Copy out each line of the data that holds the word "median".

[start Provided information]

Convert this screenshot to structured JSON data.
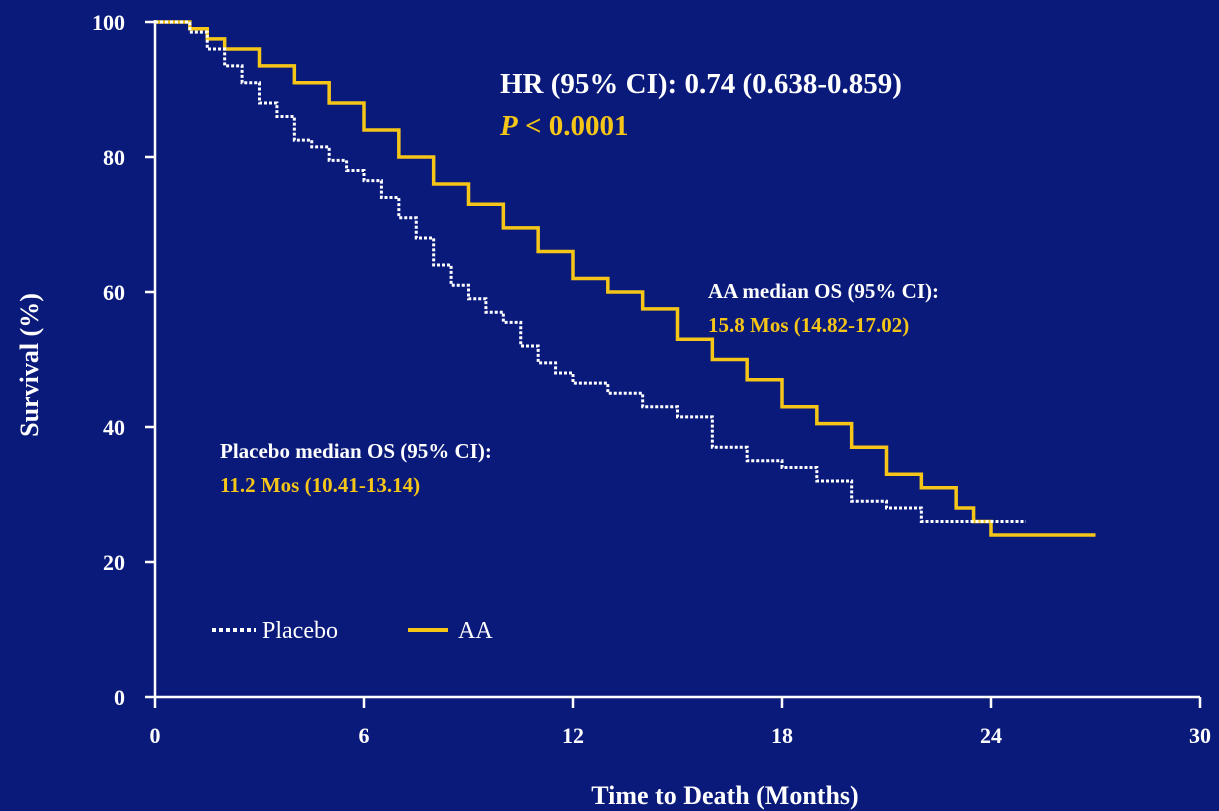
{
  "chart_data": {
    "type": "line",
    "step": true,
    "xlabel": "Time to Death (Months)",
    "ylabel": "Survival (%)",
    "xlim": [
      0,
      30
    ],
    "ylim": [
      0,
      100
    ],
    "xticks": [
      0,
      6,
      12,
      18,
      24,
      30
    ],
    "yticks": [
      0,
      20,
      40,
      60,
      80,
      100
    ],
    "grid": false,
    "legend_position": "bottom-left",
    "background": "#0a1a7a",
    "annotations": {
      "hr": {
        "text": "HR (95% CI): 0.74 (0.638-0.859)",
        "color": "#ffffff"
      },
      "p_italic": {
        "text": "P",
        "color": "#f5c518"
      },
      "p_rest": {
        "text": " < 0.0001",
        "color": "#f5c518"
      },
      "aa_title": {
        "text": "AA median OS (95% CI):",
        "color": "#ffffff"
      },
      "aa_value": {
        "text": "15.8 Mos (14.82-17.02)",
        "color": "#f5c518"
      },
      "pl_title": {
        "text": "Placebo median OS (95% CI):",
        "color": "#ffffff"
      },
      "pl_value": {
        "text": "11.2 Mos (10.41-13.14)",
        "color": "#f5c518"
      }
    },
    "series": [
      {
        "name": "Placebo",
        "color": "#ffffff",
        "style": "dotted",
        "x": [
          0,
          0.7,
          1.0,
          1.5,
          2.0,
          2.5,
          3.0,
          3.5,
          4.0,
          4.5,
          5.0,
          5.5,
          6.0,
          6.5,
          7.0,
          7.5,
          8.0,
          8.5,
          9.0,
          9.5,
          10.0,
          10.5,
          11.0,
          11.5,
          12.0,
          13.0,
          14.0,
          15.0,
          16.0,
          17.0,
          18.0,
          19.0,
          20.0,
          21.0,
          22.0,
          23.0,
          24.0,
          25.0
        ],
        "y": [
          100,
          100,
          98.5,
          96,
          93.5,
          91,
          88,
          86,
          82.5,
          81.5,
          79.5,
          78,
          76.5,
          74,
          71,
          68,
          64,
          61,
          59,
          57,
          55.5,
          52,
          49.5,
          48,
          46.5,
          45,
          43,
          41.5,
          37,
          35,
          34,
          32,
          29,
          28,
          26,
          26,
          26,
          26
        ]
      },
      {
        "name": "AA",
        "color": "#f5c518",
        "style": "solid",
        "x": [
          0,
          0.7,
          1.0,
          1.5,
          2.0,
          3.0,
          4.0,
          5.0,
          6.0,
          7.0,
          8.0,
          9.0,
          10.0,
          11.0,
          12.0,
          13.0,
          14.0,
          15.0,
          16.0,
          17.0,
          18.0,
          19.0,
          20.0,
          21.0,
          22.0,
          23.0,
          23.5,
          24.0,
          27.0
        ],
        "y": [
          100,
          100,
          99,
          97.5,
          96,
          93.5,
          91,
          88,
          84,
          80,
          76,
          73,
          69.5,
          66,
          62,
          60,
          57.5,
          53,
          50,
          47,
          43,
          40.5,
          37,
          33,
          31,
          28,
          26,
          24,
          24
        ]
      }
    ]
  }
}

[end Provided information]

Output of the exercise
        "text": "AA median OS (95% CI):",
        "text": "Placebo median OS (95% CI):",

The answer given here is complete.